[Figure record listings]

* * * *

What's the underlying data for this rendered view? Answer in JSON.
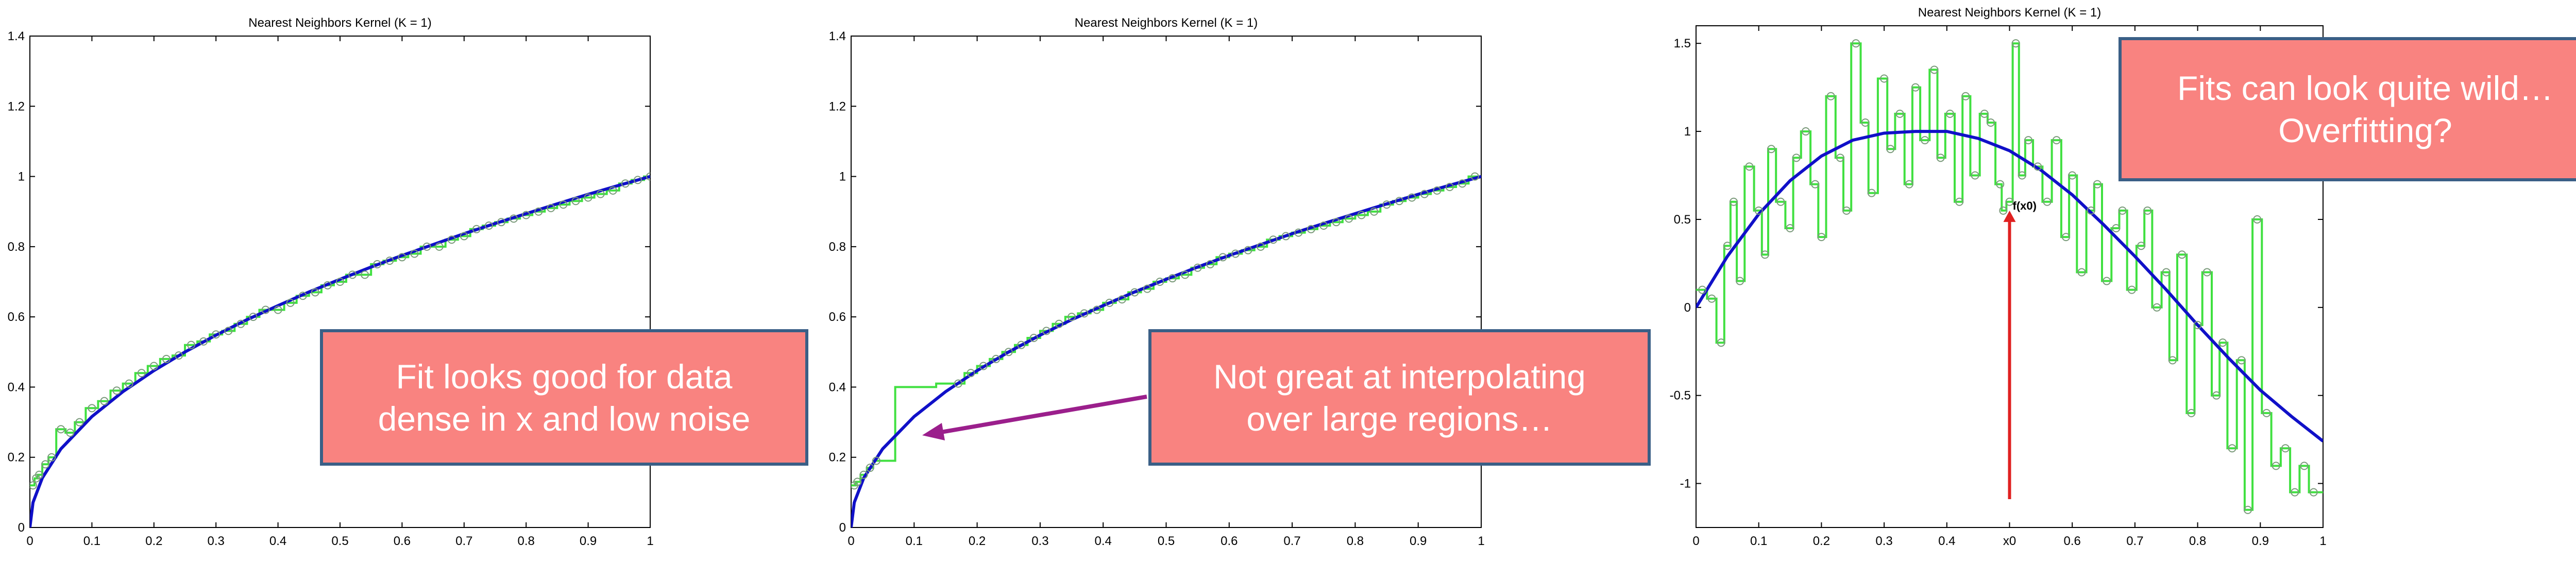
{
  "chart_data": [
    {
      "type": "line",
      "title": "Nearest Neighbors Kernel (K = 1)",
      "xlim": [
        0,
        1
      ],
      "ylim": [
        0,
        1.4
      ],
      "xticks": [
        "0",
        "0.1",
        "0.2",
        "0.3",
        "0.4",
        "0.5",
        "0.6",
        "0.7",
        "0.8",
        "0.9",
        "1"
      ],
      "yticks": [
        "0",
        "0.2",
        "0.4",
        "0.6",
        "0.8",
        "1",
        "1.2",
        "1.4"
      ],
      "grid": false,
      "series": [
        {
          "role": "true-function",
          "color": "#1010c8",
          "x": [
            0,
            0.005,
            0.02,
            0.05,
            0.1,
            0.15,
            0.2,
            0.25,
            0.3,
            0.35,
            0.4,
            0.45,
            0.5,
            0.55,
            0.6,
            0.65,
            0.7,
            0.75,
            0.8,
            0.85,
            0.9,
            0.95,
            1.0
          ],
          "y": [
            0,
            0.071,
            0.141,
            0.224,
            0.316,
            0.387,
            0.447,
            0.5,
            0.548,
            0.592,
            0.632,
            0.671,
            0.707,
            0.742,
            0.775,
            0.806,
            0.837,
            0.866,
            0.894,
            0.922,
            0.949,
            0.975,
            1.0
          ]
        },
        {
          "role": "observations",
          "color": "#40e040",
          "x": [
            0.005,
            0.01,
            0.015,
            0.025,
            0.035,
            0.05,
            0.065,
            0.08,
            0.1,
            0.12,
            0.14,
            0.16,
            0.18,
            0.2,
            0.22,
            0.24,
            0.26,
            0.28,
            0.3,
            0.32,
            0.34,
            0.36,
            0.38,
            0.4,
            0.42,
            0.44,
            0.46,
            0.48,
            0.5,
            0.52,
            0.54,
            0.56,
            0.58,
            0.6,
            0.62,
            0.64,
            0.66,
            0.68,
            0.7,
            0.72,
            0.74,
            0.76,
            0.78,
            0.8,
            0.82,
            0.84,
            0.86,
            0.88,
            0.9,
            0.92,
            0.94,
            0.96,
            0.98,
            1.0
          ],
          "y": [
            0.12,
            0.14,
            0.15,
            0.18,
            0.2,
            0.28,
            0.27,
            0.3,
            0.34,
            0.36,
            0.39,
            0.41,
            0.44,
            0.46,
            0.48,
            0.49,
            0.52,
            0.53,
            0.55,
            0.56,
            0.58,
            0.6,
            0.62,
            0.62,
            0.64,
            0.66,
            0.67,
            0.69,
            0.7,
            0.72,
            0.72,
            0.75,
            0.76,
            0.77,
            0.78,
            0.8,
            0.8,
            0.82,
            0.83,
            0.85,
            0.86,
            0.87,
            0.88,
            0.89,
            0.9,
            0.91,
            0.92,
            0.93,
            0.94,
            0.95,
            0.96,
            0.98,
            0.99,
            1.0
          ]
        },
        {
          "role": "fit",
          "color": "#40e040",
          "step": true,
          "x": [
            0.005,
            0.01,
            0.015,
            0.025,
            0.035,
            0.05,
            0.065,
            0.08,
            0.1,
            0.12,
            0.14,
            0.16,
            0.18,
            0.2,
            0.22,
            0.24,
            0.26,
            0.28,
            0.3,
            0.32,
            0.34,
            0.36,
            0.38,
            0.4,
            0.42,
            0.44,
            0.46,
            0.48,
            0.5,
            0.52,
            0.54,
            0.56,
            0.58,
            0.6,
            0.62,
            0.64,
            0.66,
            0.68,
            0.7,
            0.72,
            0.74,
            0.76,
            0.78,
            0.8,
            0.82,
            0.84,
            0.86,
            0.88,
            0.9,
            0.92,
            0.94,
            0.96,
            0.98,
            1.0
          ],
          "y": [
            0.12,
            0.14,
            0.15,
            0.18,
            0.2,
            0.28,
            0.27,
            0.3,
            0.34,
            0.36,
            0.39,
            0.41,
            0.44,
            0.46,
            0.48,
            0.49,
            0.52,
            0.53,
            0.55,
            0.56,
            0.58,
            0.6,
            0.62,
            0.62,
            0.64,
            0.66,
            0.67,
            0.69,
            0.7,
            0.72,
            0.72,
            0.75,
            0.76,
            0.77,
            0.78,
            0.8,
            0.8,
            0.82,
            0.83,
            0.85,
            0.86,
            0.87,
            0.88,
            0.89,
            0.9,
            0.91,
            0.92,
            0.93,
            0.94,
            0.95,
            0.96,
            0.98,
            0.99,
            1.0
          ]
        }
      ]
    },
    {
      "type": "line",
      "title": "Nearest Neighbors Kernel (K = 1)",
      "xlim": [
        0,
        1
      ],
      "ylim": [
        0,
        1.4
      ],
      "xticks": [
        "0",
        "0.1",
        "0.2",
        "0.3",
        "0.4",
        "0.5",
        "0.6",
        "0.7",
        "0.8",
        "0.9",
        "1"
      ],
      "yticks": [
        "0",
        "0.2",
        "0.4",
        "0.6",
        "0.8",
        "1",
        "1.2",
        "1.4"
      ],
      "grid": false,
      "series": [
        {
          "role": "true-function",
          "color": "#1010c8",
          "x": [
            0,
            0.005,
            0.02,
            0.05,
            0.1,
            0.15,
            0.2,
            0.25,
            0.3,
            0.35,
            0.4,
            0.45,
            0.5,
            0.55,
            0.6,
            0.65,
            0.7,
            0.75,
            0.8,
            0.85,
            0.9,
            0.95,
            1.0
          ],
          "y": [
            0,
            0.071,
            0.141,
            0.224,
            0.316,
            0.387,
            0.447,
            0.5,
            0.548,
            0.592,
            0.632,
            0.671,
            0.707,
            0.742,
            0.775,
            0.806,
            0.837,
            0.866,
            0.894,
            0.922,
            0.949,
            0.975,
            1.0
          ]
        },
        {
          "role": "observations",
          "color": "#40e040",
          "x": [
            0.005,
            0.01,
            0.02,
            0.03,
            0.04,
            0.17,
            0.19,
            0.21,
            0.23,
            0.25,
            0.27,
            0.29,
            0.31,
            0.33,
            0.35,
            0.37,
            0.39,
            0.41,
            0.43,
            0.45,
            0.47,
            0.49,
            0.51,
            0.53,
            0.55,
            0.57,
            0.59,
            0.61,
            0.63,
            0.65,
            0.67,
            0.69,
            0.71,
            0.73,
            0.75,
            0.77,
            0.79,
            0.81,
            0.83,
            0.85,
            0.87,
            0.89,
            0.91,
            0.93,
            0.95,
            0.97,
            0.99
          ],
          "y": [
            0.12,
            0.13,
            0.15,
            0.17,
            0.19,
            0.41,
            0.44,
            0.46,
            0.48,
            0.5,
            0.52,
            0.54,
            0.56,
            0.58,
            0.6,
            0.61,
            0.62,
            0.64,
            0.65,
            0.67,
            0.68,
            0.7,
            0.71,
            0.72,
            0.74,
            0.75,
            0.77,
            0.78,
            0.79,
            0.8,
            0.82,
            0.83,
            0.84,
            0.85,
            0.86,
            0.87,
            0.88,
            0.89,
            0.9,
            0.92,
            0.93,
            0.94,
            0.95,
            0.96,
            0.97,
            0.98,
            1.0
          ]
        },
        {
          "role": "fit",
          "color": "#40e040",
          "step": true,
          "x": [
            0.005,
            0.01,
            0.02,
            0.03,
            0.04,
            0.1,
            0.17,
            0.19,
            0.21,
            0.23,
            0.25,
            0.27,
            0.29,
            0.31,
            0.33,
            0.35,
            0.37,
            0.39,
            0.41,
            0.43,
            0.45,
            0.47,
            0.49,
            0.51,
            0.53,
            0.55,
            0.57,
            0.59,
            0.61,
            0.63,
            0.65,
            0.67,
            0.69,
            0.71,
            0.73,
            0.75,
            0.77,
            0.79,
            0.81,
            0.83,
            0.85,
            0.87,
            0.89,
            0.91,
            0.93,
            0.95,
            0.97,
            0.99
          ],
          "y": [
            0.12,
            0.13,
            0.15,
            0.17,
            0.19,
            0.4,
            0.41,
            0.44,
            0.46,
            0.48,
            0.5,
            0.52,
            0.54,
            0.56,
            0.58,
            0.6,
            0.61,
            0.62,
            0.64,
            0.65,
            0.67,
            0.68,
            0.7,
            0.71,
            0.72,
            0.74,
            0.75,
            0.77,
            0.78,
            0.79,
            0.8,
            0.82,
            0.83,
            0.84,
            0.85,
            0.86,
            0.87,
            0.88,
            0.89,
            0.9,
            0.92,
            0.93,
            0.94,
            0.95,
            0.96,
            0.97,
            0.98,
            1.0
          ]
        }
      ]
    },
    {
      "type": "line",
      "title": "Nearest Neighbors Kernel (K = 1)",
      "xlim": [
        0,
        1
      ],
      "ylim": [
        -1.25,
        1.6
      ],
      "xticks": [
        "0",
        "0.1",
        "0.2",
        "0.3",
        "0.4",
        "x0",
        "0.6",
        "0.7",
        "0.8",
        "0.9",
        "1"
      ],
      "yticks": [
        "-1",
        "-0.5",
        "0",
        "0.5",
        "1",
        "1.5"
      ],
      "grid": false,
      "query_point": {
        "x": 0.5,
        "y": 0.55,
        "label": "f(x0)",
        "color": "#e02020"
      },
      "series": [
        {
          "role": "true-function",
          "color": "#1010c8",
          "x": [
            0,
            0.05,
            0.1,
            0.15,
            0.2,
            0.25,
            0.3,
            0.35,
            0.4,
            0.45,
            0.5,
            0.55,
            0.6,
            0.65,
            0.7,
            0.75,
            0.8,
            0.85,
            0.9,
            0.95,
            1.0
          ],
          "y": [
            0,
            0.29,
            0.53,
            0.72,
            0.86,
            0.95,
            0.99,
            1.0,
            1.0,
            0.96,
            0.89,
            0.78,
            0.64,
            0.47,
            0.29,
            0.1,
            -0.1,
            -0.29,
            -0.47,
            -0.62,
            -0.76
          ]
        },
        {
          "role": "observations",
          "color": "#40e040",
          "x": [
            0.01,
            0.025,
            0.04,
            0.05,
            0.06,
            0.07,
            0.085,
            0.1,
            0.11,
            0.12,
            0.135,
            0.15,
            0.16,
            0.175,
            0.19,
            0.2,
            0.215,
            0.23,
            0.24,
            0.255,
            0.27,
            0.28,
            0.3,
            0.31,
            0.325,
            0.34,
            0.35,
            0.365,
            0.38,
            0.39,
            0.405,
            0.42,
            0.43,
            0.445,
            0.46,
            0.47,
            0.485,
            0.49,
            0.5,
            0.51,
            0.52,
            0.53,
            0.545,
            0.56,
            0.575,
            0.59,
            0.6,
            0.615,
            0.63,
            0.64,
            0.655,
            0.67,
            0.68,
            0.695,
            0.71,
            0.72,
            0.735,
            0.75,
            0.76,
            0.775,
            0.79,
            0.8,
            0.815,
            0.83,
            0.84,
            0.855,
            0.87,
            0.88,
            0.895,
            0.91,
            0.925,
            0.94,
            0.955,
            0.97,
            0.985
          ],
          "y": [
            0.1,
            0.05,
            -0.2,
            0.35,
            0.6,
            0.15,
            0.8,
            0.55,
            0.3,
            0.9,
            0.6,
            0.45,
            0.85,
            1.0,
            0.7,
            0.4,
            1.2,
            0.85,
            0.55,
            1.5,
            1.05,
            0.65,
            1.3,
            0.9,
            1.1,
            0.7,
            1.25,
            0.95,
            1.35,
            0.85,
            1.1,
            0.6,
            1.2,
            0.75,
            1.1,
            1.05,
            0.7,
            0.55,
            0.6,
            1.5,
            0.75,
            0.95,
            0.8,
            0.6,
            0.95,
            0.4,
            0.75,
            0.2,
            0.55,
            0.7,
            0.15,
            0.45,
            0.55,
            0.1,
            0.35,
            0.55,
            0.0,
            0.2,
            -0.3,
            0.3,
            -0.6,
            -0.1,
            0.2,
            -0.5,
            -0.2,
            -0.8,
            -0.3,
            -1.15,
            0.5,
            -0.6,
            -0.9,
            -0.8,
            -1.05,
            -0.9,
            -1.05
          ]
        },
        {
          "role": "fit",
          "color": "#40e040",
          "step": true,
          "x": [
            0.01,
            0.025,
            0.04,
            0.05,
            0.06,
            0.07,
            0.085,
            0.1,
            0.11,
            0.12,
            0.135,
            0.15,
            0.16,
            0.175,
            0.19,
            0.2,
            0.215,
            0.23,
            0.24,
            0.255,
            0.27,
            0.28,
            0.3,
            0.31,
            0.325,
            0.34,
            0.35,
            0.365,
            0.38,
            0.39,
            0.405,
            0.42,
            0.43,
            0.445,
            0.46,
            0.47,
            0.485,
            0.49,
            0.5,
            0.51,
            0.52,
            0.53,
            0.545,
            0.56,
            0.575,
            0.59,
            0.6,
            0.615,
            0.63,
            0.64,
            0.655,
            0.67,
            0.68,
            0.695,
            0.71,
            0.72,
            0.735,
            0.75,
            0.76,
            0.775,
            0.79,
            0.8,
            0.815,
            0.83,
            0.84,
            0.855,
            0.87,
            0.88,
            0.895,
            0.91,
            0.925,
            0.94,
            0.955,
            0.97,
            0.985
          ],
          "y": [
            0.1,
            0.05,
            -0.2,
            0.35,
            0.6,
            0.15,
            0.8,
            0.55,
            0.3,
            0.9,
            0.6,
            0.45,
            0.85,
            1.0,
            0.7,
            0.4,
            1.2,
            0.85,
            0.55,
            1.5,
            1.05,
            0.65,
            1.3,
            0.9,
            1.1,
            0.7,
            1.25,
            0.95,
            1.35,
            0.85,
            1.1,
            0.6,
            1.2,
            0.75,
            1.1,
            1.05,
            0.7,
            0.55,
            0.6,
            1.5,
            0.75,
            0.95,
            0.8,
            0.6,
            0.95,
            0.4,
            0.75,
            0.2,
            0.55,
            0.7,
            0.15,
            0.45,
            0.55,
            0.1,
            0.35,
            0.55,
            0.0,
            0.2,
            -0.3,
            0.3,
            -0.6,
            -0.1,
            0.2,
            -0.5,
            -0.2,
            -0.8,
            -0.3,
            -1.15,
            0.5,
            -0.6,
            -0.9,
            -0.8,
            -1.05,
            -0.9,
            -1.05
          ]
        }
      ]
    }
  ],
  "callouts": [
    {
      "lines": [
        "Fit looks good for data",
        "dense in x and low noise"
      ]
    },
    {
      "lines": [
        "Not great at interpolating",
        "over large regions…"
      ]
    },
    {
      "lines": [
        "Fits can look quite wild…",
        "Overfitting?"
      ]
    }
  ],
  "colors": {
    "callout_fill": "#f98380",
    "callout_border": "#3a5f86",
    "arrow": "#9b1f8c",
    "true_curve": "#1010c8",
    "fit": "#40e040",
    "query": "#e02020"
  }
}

* * * *

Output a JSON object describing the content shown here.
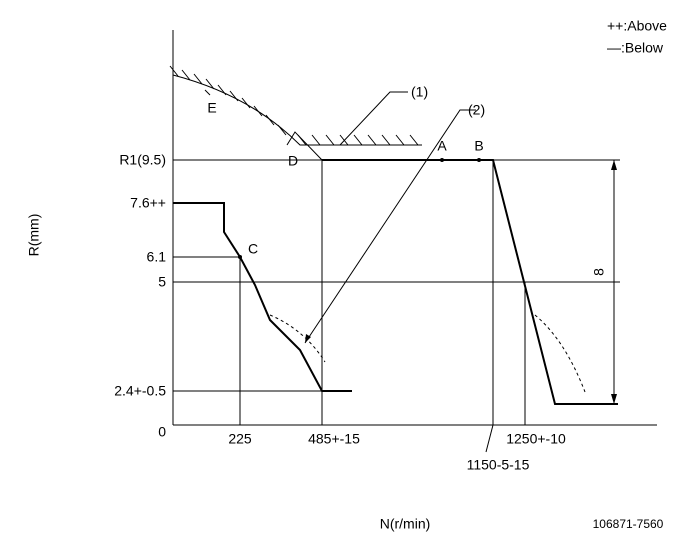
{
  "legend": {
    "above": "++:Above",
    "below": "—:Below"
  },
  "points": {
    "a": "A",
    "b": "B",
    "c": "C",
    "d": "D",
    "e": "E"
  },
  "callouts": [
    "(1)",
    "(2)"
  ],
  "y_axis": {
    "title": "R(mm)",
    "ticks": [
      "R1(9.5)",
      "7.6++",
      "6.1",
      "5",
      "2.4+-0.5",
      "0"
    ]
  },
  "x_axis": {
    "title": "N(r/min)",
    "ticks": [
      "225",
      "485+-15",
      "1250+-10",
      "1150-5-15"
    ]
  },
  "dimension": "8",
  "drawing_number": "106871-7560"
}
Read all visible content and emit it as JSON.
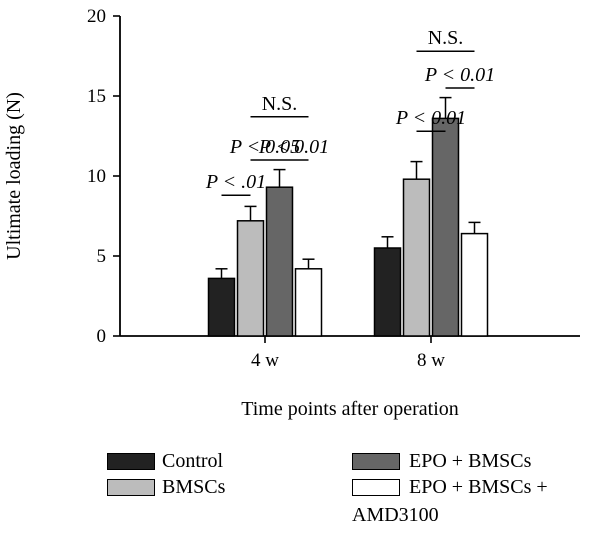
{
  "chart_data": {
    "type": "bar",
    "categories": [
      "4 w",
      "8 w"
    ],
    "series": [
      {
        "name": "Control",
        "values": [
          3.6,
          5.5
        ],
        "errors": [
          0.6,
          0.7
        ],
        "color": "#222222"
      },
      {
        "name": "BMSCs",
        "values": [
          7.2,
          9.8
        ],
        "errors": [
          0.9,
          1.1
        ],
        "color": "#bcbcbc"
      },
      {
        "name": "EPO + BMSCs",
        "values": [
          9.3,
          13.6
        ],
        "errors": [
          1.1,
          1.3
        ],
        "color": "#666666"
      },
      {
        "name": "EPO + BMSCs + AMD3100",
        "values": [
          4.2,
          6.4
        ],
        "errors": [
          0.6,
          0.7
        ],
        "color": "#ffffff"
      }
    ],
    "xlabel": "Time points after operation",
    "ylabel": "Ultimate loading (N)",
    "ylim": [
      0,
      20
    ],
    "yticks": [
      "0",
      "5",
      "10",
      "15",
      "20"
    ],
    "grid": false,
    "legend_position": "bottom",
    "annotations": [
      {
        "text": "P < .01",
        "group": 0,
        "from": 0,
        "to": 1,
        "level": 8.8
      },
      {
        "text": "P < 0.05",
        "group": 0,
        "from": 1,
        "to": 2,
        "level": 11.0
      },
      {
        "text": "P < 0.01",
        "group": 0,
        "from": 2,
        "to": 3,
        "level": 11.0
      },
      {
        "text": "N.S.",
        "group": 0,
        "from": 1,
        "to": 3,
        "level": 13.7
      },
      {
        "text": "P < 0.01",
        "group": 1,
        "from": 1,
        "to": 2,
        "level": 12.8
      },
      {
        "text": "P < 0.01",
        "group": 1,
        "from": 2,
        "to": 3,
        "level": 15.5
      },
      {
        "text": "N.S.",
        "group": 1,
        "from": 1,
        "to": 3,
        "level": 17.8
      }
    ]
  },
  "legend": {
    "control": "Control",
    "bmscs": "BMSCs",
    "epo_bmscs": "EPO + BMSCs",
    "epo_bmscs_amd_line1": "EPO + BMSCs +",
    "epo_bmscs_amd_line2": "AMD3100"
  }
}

* * * *

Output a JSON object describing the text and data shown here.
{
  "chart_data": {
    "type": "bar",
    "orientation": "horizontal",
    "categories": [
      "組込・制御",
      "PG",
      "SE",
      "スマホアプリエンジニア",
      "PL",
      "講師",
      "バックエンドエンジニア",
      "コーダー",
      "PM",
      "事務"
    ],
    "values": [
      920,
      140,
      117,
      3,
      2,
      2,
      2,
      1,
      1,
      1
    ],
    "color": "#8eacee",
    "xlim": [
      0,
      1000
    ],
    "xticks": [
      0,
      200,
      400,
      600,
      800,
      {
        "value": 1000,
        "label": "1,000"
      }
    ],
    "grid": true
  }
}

* * * *

◆ **Stated goal**
Pull every line containing "level" out of the data above.

◆ **Answer for the task**
        "level": 8.8
        "level": 11.0
        "level": 11.0
        "level": 13.7
        "level": 12.8
        "level": 15.5
        "level": 17.8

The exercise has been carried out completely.